**Aim of the exercise**
Review the material and extract every line in which the word "Nicolaus" occurs.

------------------------------------

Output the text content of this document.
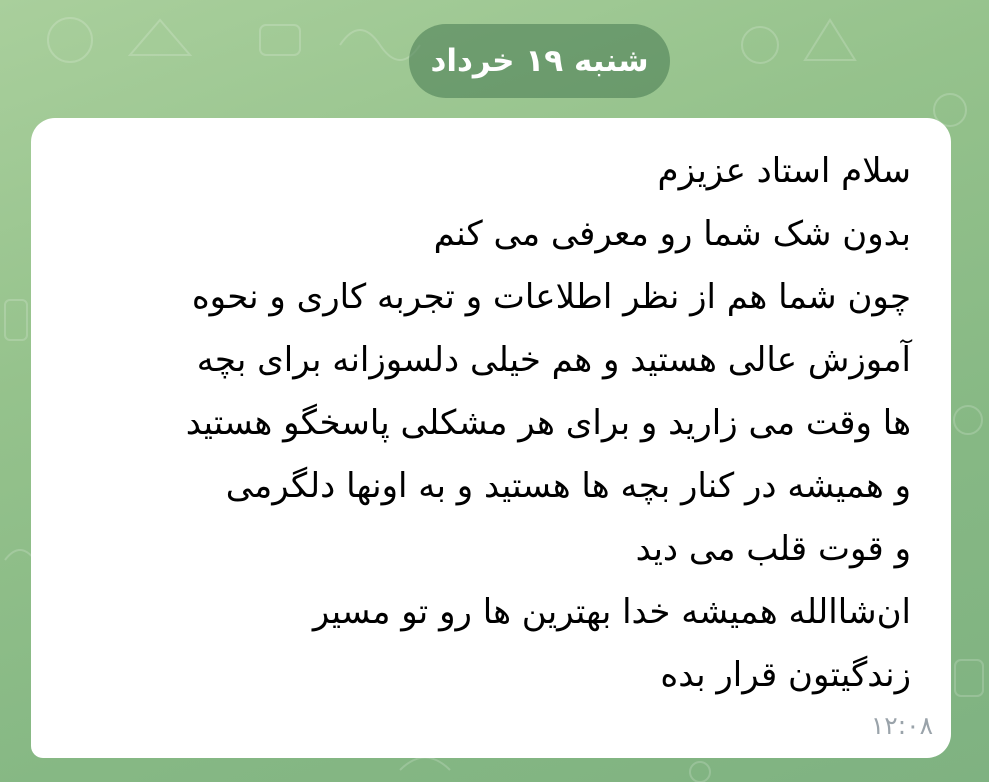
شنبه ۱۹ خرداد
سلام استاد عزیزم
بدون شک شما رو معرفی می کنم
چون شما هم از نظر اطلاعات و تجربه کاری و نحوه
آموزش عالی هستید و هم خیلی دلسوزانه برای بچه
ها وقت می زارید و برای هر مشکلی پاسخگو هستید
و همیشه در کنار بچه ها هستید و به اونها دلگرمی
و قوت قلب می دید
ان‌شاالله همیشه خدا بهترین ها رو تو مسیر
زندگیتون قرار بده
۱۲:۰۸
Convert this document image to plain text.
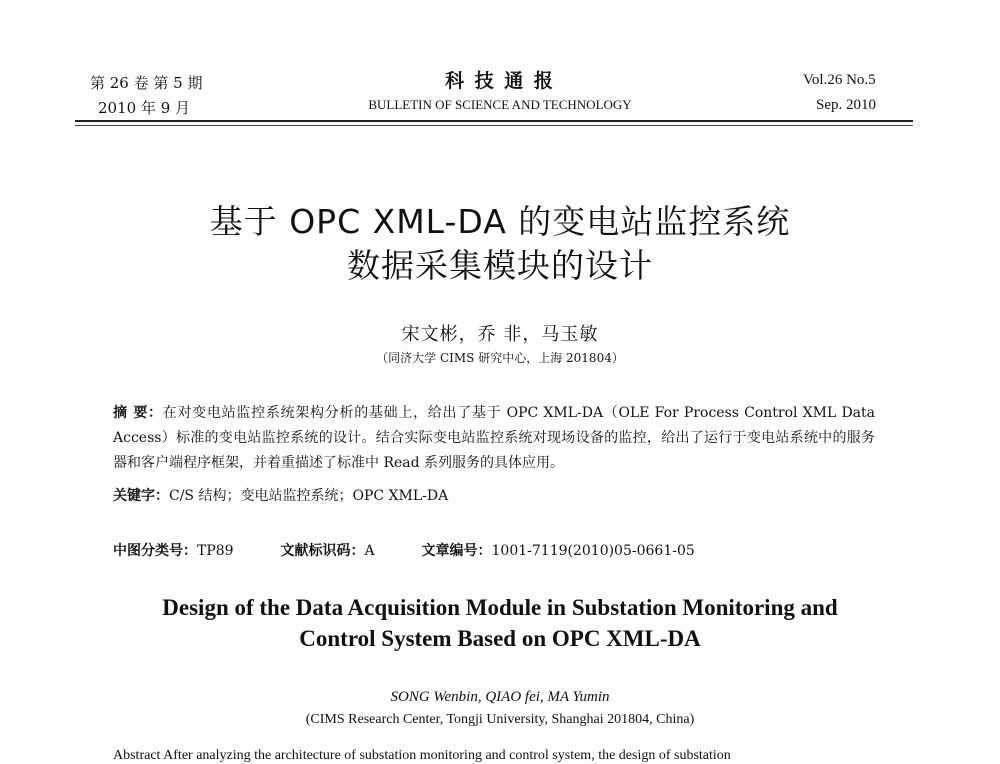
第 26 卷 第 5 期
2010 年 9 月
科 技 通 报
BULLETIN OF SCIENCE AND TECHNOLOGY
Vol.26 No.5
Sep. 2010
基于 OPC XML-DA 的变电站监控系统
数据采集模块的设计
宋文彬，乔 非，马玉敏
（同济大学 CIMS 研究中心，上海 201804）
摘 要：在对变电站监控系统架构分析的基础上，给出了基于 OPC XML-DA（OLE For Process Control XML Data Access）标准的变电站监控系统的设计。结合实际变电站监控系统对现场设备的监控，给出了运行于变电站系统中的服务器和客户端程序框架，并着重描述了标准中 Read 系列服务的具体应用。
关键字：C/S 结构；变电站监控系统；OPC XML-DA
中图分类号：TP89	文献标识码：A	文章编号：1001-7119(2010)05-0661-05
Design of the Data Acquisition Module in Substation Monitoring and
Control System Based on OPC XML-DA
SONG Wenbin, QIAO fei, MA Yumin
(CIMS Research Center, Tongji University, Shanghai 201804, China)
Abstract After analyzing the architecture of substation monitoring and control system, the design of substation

------------------------------------

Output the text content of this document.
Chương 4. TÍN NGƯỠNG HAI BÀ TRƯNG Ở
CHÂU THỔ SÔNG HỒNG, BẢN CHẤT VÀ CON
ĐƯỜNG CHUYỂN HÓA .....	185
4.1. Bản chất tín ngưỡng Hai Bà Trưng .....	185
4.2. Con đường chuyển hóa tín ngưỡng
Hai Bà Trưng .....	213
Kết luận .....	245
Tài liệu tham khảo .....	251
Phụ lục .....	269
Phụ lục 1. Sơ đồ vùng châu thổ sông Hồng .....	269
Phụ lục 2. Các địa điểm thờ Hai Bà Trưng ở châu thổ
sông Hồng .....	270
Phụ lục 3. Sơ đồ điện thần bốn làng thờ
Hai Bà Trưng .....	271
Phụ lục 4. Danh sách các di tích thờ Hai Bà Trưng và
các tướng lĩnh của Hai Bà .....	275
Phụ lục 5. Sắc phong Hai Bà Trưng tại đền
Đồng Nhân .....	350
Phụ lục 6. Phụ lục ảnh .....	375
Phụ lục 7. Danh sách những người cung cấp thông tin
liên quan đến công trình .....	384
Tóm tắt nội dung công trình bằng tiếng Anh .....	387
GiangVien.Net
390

------------------------------------

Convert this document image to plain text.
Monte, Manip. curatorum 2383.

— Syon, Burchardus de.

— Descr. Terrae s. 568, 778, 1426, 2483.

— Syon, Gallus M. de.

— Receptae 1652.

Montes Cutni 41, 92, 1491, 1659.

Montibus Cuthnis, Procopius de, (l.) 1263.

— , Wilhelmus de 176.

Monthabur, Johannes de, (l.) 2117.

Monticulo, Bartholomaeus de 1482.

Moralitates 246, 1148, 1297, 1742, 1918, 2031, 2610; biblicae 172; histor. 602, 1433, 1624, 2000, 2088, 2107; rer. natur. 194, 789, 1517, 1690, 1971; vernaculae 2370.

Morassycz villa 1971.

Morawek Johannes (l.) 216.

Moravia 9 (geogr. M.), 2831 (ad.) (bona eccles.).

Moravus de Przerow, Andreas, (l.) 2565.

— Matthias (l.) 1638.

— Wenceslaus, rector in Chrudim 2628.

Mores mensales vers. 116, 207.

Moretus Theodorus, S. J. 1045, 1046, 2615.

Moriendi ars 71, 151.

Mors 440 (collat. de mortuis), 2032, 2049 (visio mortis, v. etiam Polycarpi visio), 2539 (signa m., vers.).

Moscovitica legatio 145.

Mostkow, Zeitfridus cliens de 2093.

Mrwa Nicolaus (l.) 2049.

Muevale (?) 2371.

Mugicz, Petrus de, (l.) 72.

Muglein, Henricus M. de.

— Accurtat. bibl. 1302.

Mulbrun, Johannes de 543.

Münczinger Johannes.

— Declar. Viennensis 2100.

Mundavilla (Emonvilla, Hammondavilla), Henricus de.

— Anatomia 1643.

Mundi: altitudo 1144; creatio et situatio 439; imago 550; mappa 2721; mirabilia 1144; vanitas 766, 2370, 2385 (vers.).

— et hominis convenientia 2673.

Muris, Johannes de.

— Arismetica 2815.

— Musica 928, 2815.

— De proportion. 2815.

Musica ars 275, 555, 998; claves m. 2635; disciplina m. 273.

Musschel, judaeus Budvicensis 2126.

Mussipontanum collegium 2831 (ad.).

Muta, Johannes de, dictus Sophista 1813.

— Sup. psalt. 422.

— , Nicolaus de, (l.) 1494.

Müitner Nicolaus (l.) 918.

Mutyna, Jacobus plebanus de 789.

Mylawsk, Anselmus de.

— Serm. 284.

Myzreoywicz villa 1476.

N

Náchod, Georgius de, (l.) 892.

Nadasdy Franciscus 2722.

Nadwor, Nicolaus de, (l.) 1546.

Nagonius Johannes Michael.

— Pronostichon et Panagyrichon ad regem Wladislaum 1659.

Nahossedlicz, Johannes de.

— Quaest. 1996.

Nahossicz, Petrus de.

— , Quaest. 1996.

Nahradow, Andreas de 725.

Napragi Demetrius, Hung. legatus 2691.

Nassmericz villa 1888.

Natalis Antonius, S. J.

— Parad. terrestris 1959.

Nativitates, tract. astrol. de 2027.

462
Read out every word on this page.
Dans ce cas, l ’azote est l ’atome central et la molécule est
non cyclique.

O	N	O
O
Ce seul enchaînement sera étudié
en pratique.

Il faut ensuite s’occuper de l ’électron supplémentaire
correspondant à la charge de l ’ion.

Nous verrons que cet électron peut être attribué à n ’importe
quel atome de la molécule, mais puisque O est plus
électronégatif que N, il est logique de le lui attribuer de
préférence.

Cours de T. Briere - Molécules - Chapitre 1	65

------------------------------------

**Final result**
Mrwa Nicolaus (l.) 2049.
— , Nicolaus de, (l.) 1494.
Müitner Nicolaus (l.) 918.
Nadwor, Nicolaus de, (l.) 1546.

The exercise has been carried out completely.